▶ _Data excerpts_:
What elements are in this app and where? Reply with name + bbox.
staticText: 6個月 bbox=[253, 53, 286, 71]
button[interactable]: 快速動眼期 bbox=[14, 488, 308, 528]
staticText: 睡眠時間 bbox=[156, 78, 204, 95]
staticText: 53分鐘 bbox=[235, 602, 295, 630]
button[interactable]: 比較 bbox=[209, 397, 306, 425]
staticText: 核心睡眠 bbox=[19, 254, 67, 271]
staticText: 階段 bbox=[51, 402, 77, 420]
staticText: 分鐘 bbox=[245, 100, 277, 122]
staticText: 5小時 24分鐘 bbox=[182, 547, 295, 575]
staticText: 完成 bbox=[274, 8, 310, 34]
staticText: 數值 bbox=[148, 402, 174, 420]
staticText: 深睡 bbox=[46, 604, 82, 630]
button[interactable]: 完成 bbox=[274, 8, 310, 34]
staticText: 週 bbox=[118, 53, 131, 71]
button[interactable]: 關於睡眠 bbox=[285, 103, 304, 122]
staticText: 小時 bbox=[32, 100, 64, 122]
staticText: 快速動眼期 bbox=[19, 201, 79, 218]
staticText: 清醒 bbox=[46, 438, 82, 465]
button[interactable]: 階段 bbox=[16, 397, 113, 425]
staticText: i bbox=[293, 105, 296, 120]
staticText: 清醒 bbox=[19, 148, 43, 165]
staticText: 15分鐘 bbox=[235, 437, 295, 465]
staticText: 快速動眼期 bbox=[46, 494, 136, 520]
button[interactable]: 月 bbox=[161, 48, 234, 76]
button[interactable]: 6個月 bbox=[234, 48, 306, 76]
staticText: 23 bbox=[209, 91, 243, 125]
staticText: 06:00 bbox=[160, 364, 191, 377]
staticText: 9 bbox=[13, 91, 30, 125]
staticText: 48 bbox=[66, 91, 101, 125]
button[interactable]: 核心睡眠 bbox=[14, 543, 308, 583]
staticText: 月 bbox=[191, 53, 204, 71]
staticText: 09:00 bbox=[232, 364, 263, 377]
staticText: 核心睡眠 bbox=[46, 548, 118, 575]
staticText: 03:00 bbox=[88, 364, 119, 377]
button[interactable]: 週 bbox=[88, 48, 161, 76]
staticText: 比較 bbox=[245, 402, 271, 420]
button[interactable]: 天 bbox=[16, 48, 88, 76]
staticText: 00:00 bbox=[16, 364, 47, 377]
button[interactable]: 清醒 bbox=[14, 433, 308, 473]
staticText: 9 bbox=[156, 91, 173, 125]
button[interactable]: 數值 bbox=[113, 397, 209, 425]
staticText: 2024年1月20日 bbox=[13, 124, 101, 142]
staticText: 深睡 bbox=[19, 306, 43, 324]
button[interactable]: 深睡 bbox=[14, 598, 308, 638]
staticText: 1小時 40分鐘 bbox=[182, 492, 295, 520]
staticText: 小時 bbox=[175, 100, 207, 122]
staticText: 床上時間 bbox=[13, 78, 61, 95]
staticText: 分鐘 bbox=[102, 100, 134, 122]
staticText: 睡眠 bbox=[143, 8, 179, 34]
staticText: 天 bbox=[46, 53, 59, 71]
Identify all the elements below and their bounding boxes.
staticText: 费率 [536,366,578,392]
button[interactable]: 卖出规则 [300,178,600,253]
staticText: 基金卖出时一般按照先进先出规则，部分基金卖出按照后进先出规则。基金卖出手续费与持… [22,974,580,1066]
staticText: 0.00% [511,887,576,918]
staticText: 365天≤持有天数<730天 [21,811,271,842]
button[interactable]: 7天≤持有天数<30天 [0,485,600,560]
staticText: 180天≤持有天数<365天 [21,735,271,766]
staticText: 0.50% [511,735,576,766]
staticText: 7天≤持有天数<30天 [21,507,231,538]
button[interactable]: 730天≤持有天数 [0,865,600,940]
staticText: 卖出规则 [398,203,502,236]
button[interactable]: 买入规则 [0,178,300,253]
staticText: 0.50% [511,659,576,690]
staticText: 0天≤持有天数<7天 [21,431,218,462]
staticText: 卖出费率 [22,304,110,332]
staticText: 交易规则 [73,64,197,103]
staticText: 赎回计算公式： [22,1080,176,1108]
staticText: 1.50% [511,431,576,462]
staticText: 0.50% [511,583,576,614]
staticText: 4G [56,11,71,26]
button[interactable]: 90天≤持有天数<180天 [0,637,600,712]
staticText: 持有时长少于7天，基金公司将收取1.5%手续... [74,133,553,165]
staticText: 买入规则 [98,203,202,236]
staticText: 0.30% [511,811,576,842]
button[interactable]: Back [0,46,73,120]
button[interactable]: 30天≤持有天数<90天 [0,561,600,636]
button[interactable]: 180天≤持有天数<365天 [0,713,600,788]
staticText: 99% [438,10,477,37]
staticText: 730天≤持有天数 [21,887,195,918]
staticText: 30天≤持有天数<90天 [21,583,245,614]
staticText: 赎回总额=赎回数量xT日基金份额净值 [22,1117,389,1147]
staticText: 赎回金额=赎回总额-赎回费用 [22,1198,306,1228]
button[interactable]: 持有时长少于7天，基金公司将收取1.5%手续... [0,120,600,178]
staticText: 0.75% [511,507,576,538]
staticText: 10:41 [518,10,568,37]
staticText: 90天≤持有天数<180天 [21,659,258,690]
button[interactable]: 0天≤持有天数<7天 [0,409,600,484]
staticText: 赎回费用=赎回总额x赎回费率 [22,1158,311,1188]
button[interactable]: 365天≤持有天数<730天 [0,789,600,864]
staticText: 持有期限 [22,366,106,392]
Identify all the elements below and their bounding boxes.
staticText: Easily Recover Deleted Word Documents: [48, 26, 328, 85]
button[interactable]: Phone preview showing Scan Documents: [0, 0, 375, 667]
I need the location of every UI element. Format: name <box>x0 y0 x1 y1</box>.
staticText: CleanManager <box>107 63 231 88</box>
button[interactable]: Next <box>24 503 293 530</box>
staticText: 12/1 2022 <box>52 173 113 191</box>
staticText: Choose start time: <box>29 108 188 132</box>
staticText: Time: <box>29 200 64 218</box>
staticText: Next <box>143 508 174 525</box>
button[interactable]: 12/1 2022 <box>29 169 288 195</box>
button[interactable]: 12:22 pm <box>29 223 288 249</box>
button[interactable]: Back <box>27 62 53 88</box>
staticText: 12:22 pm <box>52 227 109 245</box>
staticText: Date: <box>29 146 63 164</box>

▶ _Problem description_:
Locate each line in the listing above that contains the string "name" and copy those lines. The match is case-sensitive.

▶ _Solution to this exercise_:
What elements are in this app and where? Reply with name + bbox.
I need the location of every UI element. Format: name <box>x0 y0 x1 y1</box>.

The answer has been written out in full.